▶ _Directions for this task_
Pictures stay out of your copy, but everything else in the records below must be repeated exactly.

** START Records **

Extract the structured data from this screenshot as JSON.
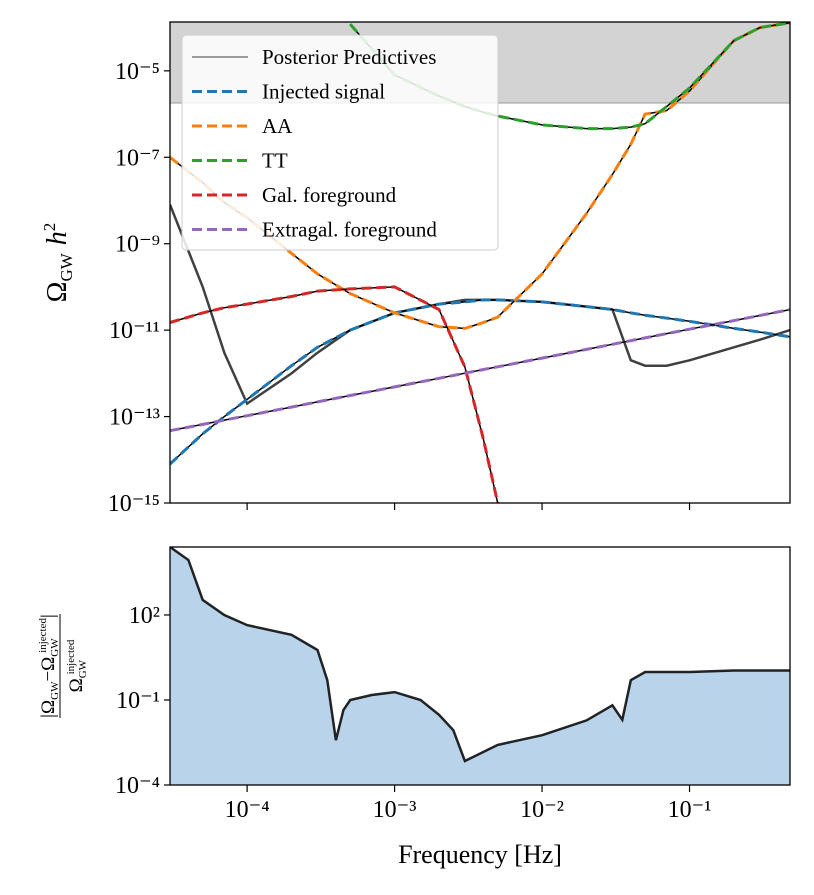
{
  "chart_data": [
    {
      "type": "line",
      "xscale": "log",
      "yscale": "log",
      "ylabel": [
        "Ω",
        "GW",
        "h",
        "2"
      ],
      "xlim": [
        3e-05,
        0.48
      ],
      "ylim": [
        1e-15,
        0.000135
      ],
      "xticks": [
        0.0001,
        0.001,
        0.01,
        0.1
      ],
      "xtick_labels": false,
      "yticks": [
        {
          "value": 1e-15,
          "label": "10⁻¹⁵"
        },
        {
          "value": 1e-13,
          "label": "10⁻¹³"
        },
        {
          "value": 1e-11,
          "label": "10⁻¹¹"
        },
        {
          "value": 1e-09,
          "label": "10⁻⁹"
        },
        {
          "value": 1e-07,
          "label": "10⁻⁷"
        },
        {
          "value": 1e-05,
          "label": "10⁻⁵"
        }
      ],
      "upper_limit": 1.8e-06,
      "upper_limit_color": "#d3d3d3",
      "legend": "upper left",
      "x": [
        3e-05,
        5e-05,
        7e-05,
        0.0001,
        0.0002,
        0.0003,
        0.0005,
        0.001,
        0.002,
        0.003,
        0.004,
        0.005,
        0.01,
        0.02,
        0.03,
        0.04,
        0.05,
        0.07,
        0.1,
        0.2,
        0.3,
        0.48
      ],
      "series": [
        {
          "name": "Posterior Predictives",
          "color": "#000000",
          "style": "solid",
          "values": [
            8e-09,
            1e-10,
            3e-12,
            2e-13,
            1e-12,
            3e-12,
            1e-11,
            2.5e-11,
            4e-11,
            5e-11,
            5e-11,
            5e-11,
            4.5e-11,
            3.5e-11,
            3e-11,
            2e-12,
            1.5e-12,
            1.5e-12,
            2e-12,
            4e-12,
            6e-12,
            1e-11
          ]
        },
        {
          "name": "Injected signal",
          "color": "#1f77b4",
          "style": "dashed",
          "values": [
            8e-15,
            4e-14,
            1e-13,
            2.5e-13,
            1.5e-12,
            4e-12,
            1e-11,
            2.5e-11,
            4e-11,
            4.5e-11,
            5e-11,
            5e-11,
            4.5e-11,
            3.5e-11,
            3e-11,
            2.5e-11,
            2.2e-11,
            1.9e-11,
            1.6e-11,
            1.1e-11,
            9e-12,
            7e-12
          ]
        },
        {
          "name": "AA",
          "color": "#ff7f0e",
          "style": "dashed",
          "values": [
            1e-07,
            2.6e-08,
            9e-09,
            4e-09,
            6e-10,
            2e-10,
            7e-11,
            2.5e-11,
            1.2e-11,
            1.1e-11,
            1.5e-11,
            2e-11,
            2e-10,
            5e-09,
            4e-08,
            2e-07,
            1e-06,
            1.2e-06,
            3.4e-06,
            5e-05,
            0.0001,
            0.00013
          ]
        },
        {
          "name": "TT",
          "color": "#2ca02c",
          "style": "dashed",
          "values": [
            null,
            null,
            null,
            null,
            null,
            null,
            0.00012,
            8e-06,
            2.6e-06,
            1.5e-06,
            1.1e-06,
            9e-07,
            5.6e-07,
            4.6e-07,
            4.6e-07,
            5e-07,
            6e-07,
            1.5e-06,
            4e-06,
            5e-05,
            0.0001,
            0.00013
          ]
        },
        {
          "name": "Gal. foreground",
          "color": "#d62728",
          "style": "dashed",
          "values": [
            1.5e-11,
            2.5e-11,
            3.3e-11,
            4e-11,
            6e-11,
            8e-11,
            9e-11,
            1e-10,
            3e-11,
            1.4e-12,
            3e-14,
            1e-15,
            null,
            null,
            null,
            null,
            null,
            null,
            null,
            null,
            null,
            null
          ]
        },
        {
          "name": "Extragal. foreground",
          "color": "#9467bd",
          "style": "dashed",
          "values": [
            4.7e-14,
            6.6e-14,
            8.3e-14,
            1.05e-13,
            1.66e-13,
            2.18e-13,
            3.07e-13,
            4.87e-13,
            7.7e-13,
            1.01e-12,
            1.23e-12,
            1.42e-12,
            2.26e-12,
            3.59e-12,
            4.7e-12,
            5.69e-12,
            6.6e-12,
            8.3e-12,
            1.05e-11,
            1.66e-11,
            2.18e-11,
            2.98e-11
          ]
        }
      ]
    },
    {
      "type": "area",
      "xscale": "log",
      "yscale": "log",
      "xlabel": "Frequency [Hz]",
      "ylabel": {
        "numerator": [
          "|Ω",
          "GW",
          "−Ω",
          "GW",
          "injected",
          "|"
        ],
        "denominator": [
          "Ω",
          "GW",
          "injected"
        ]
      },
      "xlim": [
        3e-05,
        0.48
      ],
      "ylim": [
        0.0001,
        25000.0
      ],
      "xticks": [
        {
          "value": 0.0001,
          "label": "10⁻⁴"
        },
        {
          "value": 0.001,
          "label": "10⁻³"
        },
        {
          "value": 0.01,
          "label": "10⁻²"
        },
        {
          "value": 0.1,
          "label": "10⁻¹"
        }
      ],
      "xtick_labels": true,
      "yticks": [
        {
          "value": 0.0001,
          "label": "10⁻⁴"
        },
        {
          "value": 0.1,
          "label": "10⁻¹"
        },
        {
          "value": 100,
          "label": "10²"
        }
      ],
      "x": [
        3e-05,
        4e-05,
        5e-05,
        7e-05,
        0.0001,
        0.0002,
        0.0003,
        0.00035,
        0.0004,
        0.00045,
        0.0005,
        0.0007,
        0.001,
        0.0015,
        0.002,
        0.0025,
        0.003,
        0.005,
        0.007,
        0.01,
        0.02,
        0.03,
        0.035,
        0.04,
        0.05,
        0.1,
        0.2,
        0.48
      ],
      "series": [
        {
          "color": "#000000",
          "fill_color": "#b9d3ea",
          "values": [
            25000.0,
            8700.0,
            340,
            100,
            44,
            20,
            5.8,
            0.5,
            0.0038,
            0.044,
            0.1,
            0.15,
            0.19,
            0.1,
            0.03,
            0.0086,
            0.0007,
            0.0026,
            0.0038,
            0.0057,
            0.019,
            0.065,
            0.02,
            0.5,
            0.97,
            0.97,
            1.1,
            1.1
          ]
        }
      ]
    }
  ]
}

** END Records **

▶ _Output below_
Extract the structured data from this screenshot as JSON.
{
  "chart_data": [
    {
      "type": "line",
      "xscale": "log",
      "yscale": "log",
      "ylabel": [
        "Ω",
        "GW",
        "h",
        "2"
      ],
      "xlim": [
        3e-05,
        0.48
      ],
      "ylim": [
        1e-15,
        0.000135
      ],
      "xticks": [
        0.0001,
        0.001,
        0.01,
        0.1
      ],
      "xtick_labels": false,
      "yticks": [
        {
          "value": 1e-15,
          "label": "10⁻¹⁵"
        },
        {
          "value": 1e-13,
          "label": "10⁻¹³"
        },
        {
          "value": 1e-11,
          "label": "10⁻¹¹"
        },
        {
          "value": 1e-09,
          "label": "10⁻⁹"
        },
        {
          "value": 1e-07,
          "label": "10⁻⁷"
        },
        {
          "value": 1e-05,
          "label": "10⁻⁵"
        }
      ],
      "upper_limit": 1.8e-06,
      "upper_limit_color": "#d3d3d3",
      "legend": "upper left",
      "x": [
        3e-05,
        5e-05,
        7e-05,
        0.0001,
        0.0002,
        0.0003,
        0.0005,
        0.001,
        0.002,
        0.003,
        0.004,
        0.005,
        0.01,
        0.02,
        0.03,
        0.04,
        0.05,
        0.07,
        0.1,
        0.2,
        0.3,
        0.48
      ],
      "series": [
        {
          "name": "Posterior Predictives",
          "color": "#000000",
          "style": "solid",
          "values": [
            8e-09,
            1e-10,
            3e-12,
            2e-13,
            1e-12,
            3e-12,
            1e-11,
            2.5e-11,
            4e-11,
            5e-11,
            5e-11,
            5e-11,
            4.5e-11,
            3.5e-11,
            3e-11,
            2e-12,
            1.5e-12,
            1.5e-12,
            2e-12,
            4e-12,
            6e-12,
            1e-11
          ]
        },
        {
          "name": "Injected signal",
          "color": "#1f77b4",
          "style": "dashed",
          "values": [
            8e-15,
            4e-14,
            1e-13,
            2.5e-13,
            1.5e-12,
            4e-12,
            1e-11,
            2.5e-11,
            4e-11,
            4.5e-11,
            5e-11,
            5e-11,
            4.5e-11,
            3.5e-11,
            3e-11,
            2.5e-11,
            2.2e-11,
            1.9e-11,
            1.6e-11,
            1.1e-11,
            9e-12,
            7e-12
          ]
        },
        {
          "name": "AA",
          "color": "#ff7f0e",
          "style": "dashed",
          "values": [
            1e-07,
            2.6e-08,
            9e-09,
            4e-09,
            6e-10,
            2e-10,
            7e-11,
            2.5e-11,
            1.2e-11,
            1.1e-11,
            1.5e-11,
            2e-11,
            2e-10,
            5e-09,
            4e-08,
            2e-07,
            1e-06,
            1.2e-06,
            3.4e-06,
            5e-05,
            0.0001,
            0.00013
          ]
        },
        {
          "name": "TT",
          "color": "#2ca02c",
          "style": "dashed",
          "values": [
            null,
            null,
            null,
            null,
            null,
            null,
            0.00012,
            8e-06,
            2.6e-06,
            1.5e-06,
            1.1e-06,
            9e-07,
            5.6e-07,
            4.6e-07,
            4.6e-07,
            5e-07,
            6e-07,
            1.5e-06,
            4e-06,
            5e-05,
            0.0001,
            0.00013
          ]
        },
        {
          "name": "Gal. foreground",
          "color": "#d62728",
          "style": "dashed",
          "values": [
            1.5e-11,
            2.5e-11,
            3.3e-11,
            4e-11,
            6e-11,
            8e-11,
            9e-11,
            1e-10,
            3e-11,
            1.4e-12,
            3e-14,
            1e-15,
            null,
            null,
            null,
            null,
            null,
            null,
            null,
            null,
            null,
            null
          ]
        },
        {
          "name": "Extragal. foreground",
          "color": "#9467bd",
          "style": "dashed",
          "values": [
            4.7e-14,
            6.6e-14,
            8.3e-14,
            1.05e-13,
            1.66e-13,
            2.18e-13,
            3.07e-13,
            4.87e-13,
            7.7e-13,
            1.01e-12,
            1.23e-12,
            1.42e-12,
            2.26e-12,
            3.59e-12,
            4.7e-12,
            5.69e-12,
            6.6e-12,
            8.3e-12,
            1.05e-11,
            1.66e-11,
            2.18e-11,
            2.98e-11
          ]
        }
      ]
    },
    {
      "type": "area",
      "xscale": "log",
      "yscale": "log",
      "xlabel": "Frequency [Hz]",
      "ylabel": {
        "numerator": [
          "|Ω",
          "GW",
          "−Ω",
          "GW",
          "injected",
          "|"
        ],
        "denominator": [
          "Ω",
          "GW",
          "injected"
        ]
      },
      "xlim": [
        3e-05,
        0.48
      ],
      "ylim": [
        0.0001,
        25000.0
      ],
      "xticks": [
        {
          "value": 0.0001,
          "label": "10⁻⁴"
        },
        {
          "value": 0.001,
          "label": "10⁻³"
        },
        {
          "value": 0.01,
          "label": "10⁻²"
        },
        {
          "value": 0.1,
          "label": "10⁻¹"
        }
      ],
      "xtick_labels": true,
      "yticks": [
        {
          "value": 0.0001,
          "label": "10⁻⁴"
        },
        {
          "value": 0.1,
          "label": "10⁻¹"
        },
        {
          "value": 100,
          "label": "10²"
        }
      ],
      "x": [
        3e-05,
        4e-05,
        5e-05,
        7e-05,
        0.0001,
        0.0002,
        0.0003,
        0.00035,
        0.0004,
        0.00045,
        0.0005,
        0.0007,
        0.001,
        0.0015,
        0.002,
        0.0025,
        0.003,
        0.005,
        0.007,
        0.01,
        0.02,
        0.03,
        0.035,
        0.04,
        0.05,
        0.1,
        0.2,
        0.48
      ],
      "series": [
        {
          "color": "#000000",
          "fill_color": "#b9d3ea",
          "values": [
            25000.0,
            8700.0,
            340,
            100,
            44,
            20,
            5.8,
            0.5,
            0.0038,
            0.044,
            0.1,
            0.15,
            0.19,
            0.1,
            0.03,
            0.0086,
            0.0007,
            0.0026,
            0.0038,
            0.0057,
            0.019,
            0.065,
            0.02,
            0.5,
            0.97,
            0.97,
            1.1,
            1.1
          ]
        }
      ]
    }
  ]
}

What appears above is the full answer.